* _Extracted information_:
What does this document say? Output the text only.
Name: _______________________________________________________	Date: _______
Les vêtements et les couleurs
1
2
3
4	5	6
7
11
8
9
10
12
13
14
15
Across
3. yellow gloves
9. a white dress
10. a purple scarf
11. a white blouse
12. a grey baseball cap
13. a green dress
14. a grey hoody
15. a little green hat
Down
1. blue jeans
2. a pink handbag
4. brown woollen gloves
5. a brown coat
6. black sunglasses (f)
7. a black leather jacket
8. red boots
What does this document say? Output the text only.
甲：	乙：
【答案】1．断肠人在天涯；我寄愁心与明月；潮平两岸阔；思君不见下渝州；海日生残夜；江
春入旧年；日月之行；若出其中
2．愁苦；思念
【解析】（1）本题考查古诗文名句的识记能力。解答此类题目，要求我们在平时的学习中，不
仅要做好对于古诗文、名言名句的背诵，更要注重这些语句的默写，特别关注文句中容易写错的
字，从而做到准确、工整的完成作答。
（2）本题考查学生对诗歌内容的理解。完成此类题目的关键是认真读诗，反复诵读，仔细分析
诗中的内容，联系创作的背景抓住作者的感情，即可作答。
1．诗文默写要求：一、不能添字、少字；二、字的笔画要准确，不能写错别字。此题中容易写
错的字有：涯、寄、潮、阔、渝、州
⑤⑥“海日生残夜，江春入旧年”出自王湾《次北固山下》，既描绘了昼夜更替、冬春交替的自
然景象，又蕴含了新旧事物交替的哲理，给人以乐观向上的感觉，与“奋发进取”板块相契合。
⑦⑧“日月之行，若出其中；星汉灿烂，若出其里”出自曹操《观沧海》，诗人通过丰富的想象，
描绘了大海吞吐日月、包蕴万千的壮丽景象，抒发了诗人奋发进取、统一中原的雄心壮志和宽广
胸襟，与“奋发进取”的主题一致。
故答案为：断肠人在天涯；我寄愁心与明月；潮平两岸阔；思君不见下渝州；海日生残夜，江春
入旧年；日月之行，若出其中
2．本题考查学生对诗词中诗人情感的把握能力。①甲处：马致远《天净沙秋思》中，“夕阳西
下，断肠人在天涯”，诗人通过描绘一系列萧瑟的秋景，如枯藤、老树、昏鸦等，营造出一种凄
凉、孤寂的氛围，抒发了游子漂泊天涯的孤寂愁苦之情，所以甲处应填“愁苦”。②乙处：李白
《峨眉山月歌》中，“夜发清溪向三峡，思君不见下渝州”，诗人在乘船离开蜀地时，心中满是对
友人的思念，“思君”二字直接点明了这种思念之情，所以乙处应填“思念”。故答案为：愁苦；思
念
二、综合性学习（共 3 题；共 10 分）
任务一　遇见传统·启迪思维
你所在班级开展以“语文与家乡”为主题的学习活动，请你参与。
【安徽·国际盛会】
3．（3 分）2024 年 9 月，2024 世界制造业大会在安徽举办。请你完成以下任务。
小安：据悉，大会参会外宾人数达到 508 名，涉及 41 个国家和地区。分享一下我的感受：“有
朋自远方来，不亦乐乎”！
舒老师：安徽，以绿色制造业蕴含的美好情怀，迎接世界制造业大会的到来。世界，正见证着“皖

* _What to produce_:
Check each line of the data above for the word "brown" and say how many lines have it. Give the number alone.

* _Full response_:
2